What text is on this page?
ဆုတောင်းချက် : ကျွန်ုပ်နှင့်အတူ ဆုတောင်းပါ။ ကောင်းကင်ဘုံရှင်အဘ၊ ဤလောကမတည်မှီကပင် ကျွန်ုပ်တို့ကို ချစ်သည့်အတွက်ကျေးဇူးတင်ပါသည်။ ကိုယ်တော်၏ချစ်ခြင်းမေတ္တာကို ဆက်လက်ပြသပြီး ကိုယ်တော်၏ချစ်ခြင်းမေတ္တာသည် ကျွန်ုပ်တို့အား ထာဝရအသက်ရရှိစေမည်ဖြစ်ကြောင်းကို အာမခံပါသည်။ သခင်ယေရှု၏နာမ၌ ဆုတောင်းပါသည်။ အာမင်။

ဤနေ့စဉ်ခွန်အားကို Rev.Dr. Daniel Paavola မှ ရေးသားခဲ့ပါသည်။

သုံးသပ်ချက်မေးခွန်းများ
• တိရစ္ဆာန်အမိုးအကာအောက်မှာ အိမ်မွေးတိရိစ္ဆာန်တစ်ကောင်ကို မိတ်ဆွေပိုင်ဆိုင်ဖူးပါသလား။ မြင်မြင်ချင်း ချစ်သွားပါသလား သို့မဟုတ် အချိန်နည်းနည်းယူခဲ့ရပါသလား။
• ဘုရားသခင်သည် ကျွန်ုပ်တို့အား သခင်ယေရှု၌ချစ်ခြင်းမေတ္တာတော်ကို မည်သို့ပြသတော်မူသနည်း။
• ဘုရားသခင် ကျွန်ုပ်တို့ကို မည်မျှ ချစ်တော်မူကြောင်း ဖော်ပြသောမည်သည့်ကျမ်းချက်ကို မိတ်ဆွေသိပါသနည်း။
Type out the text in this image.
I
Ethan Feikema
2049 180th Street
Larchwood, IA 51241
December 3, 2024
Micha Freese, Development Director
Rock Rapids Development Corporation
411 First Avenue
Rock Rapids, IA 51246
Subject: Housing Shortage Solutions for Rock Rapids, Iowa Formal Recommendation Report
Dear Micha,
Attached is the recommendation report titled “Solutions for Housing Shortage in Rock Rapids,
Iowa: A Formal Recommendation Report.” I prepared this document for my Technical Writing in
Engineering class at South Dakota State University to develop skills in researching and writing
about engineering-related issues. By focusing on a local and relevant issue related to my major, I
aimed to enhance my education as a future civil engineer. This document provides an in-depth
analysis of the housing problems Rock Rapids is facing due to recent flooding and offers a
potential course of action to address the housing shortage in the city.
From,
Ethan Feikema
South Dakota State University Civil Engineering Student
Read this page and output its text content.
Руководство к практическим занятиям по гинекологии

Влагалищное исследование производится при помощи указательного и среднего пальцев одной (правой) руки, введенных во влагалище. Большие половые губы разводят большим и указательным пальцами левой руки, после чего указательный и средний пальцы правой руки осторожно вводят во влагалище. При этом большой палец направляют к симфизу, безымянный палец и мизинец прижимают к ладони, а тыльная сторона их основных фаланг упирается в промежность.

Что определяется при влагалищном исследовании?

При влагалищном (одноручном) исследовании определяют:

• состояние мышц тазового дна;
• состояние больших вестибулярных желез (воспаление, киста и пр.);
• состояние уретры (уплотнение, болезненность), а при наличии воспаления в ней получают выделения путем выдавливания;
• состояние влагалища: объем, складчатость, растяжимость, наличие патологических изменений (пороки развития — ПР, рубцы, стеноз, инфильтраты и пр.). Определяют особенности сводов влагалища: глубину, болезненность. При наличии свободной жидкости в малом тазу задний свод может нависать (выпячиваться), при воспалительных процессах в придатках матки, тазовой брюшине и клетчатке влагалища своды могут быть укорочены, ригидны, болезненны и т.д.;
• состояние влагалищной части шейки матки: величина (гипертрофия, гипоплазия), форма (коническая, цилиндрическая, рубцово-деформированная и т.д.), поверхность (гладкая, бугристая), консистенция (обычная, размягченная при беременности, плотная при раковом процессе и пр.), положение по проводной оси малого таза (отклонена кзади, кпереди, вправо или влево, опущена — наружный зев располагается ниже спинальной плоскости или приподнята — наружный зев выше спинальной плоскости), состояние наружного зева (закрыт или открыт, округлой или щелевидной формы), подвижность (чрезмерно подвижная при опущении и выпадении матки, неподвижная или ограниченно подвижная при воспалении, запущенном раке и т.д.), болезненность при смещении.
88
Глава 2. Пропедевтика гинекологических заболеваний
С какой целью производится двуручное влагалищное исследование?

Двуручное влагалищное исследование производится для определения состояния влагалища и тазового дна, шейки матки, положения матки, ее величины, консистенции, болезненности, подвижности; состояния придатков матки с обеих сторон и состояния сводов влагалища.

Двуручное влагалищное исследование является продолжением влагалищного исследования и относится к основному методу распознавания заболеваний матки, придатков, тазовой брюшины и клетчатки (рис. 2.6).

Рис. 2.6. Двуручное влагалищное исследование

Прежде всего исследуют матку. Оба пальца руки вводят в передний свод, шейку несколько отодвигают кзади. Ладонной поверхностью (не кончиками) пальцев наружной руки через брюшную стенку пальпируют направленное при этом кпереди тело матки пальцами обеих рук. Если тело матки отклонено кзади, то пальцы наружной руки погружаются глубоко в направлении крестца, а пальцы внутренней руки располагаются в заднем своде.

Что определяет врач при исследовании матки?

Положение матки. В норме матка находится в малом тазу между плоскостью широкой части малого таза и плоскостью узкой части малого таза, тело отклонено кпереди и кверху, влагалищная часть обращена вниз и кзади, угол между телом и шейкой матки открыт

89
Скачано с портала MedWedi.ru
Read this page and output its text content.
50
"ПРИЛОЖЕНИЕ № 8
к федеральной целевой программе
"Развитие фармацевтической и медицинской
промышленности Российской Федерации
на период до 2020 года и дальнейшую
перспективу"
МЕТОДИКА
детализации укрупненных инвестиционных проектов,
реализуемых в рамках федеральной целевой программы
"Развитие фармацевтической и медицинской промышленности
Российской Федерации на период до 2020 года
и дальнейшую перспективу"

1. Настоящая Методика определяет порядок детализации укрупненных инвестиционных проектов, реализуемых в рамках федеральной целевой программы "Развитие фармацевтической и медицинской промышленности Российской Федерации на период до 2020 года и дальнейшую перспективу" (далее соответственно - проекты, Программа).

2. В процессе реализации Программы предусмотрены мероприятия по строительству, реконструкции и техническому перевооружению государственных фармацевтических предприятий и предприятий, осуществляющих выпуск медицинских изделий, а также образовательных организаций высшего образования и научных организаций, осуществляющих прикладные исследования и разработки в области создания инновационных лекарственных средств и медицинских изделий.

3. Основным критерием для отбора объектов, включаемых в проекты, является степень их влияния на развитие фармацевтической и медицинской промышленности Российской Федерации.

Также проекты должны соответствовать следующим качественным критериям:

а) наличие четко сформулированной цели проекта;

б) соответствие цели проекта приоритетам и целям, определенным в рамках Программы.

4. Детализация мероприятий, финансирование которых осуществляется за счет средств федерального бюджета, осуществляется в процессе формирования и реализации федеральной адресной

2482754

WHAT IS REQUIRED:
Nothing should be left out: repeat all of the data exactly.

COMPLETE OUTPUT:
What text is on this page?
ဆုတောင်းချက် : ကျွန်ုပ်နှင့်အတူ ဆုတောင်းပါ။ ကောင်းကင်ဘုံရှင်အဘ၊ ဤလောကမတည်မှီကပင် ကျွန်ုပ်တို့ကို ချစ်သည့်အတွက်ကျေးဇူးတင်ပါသည်။ ကိုယ်တော်၏ချစ်ခြင်းမေတ္တာကို ဆက်လက်ပြသပြီး ကိုယ်တော်၏ချစ်ခြင်းမေတ္တာသည် ကျွန်ုပ်တို့အား ထာဝရအသက်ရရှိစေမည်ဖြစ်ကြောင်းကို အာမခံပါသည်။ သခင်ယေရှု၏နာမ၌ ဆုတောင်းပါသည်။ အာမင်။

ဤနေ့စဉ်ခွန်အားကို Rev.Dr. Daniel Paavola မှ ရေးသားခဲ့ပါသည်။

သုံးသပ်ချက်မေးခွန်းများ
• တိရစ္ဆာန်အမိုးအကာအောက်မှာ အိမ်မွေးတိရိစ္ဆာန်တစ်ကောင်ကို မိတ်ဆွေပိုင်ဆိုင်ဖူးပါသလား။ မြင်မြင်ချင်း ချစ်သွားပါသလား သို့မဟုတ် အချိန်နည်းနည်းယူခဲ့ရပါသလား။
• ဘုရားသခင်သည် ကျွန်ုပ်တို့အား သခင်ယေရှု၌ချစ်ခြင်းမေတ္တာတော်ကို မည်သို့ပြသတော်မူသနည်း။
• ဘုရားသခင် ကျွန်ုပ်တို့ကို မည်မျှ ချစ်တော်မူကြောင်း ဖော်ပြသောမည်သည့်ကျမ်းချက်ကို မိတ်ဆွေသိပါသနည်း။
Type out the text in this image.
I
Ethan Feikema
2049 180th Street
Larchwood, IA 51241
December 3, 2024
Micha Freese, Development Director
Rock Rapids Development Corporation
411 First Avenue
Rock Rapids, IA 51246
Subject: Housing Shortage Solutions for Rock Rapids, Iowa Formal Recommendation Report
Dear Micha,
Attached is the recommendation report titled “Solutions for Housing Shortage in Rock Rapids,
Iowa: A Formal Recommendation Report.” I prepared this document for my Technical Writing in
Engineering class at South Dakota State University to develop skills in researching and writing
about engineering-related issues. By focusing on a local and relevant issue related to my major, I
aimed to enhance my education as a future civil engineer. This document provides an in-depth
analysis of the housing problems Rock Rapids is facing due to recent flooding and offers a
potential course of action to address the housing shortage in the city.
From,
Ethan Feikema
South Dakota State University Civil Engineering Student
Read this page and output its text content.
Руководство к практическим занятиям по гинекологии

Влагалищное исследование производится при помощи указательного и среднего пальцев одной (правой) руки, введенных во влагалище. Большие половые губы разводят большим и указательным пальцами левой руки, после чего указательный и средний пальцы правой руки осторожно вводят во влагалище. При этом большой палец направляют к симфизу, безымянный палец и мизинец прижимают к ладони, а тыльная сторона их основных фаланг упирается в промежность.

Что определяется при влагалищном исследовании?

При влагалищном (одноручном) исследовании определяют:

• состояние мышц тазового дна;
• состояние больших вестибулярных желез (воспаление, киста и пр.);
• состояние уретры (уплотнение, болезненность), а при наличии воспаления в ней получают выделения путем выдавливания;
• состояние влагалища: объем, складчатость, растяжимость, наличие патологических изменений (пороки развития — ПР, рубцы, стеноз, инфильтраты и пр.). Определяют особенности сводов влагалища: глубину, болезненность. При наличии свободной жидкости в малом тазу задний свод может нависать (выпячиваться), при воспалительных процессах в придатках матки, тазовой брюшине и клетчатке влагалища своды могут быть укорочены, ригидны, болезненны и т.д.;
• состояние влагалищной части шейки матки: величина (гипертрофия, гипоплазия), форма (коническая, цилиндрическая, рубцово-деформированная и т.д.), поверхность (гладкая, бугристая), консистенция (обычная, размягченная при беременности, плотная при раковом процессе и пр.), положение по проводной оси малого таза (отклонена кзади, кпереди, вправо или влево, опущена — наружный зев располагается ниже спинальной плоскости или приподнята — наружный зев выше спинальной плоскости), состояние наружного зева (закрыт или открыт, округлой или щелевидной формы), подвижность (чрезмерно подвижная при опущении и выпадении матки, неподвижная или ограниченно подвижная при воспалении, запущенном раке и т.д.), болезненность при смещении.
88
Глава 2. Пропедевтика гинекологических заболеваний
С какой целью производится двуручное влагалищное исследование?

Двуручное влагалищное исследование производится для определения состояния влагалища и тазового дна, шейки матки, положения матки, ее величины, консистенции, болезненности, подвижности; состояния придатков матки с обеих сторон и состояния сводов влагалища.

Двуручное влагалищное исследование является продолжением влагалищного исследования и относится к основному методу распознавания заболеваний матки, придатков, тазовой брюшины и клетчатки (рис. 2.6).

Рис. 2.6. Двуручное влагалищное исследование

Прежде всего исследуют матку. Оба пальца руки вводят в передний свод, шейку несколько отодвигают кзади. Ладонной поверхностью (не кончиками) пальцев наружной руки через брюшную стенку пальпируют направленное при этом кпереди тело матки пальцами обеих рук. Если тело матки отклонено кзади, то пальцы наружной руки погружаются глубоко в направлении крестца, а пальцы внутренней руки располагаются в заднем своде.

Что определяет врач при исследовании матки?

Положение матки. В норме матка находится в малом тазу между плоскостью широкой части малого таза и плоскостью узкой части малого таза, тело отклонено кпереди и кверху, влагалищная часть обращена вниз и кзади, угол между телом и шейкой матки открыт

89
Скачано с портала MedWedi.ru
Read this page and output its text content.
50
"ПРИЛОЖЕНИЕ № 8
к федеральной целевой программе
"Развитие фармацевтической и медицинской
промышленности Российской Федерации
на период до 2020 года и дальнейшую
перспективу"
МЕТОДИКА
детализации укрупненных инвестиционных проектов,
реализуемых в рамках федеральной целевой программы
"Развитие фармацевтической и медицинской промышленности
Российской Федерации на период до 2020 года
и дальнейшую перспективу"

1. Настоящая Методика определяет порядок детализации укрупненных инвестиционных проектов, реализуемых в рамках федеральной целевой программы "Развитие фармацевтической и медицинской промышленности Российской Федерации на период до 2020 года и дальнейшую перспективу" (далее соответственно - проекты, Программа).

2. В процессе реализации Программы предусмотрены мероприятия по строительству, реконструкции и техническому перевооружению государственных фармацевтических предприятий и предприятий, осуществляющих выпуск медицинских изделий, а также образовательных организаций высшего образования и научных организаций, осуществляющих прикладные исследования и разработки в области создания инновационных лекарственных средств и медицинских изделий.

3. Основным критерием для отбора объектов, включаемых в проекты, является степень их влияния на развитие фармацевтической и медицинской промышленности Российской Федерации.

Также проекты должны соответствовать следующим качественным критериям:

а) наличие четко сформулированной цели проекта;

б) соответствие цели проекта приоритетам и целям, определенным в рамках Программы.

4. Детализация мероприятий, финансирование которых осуществляется за счет средств федерального бюджета, осуществляется в процессе формирования и реализации федеральной адресной

2482754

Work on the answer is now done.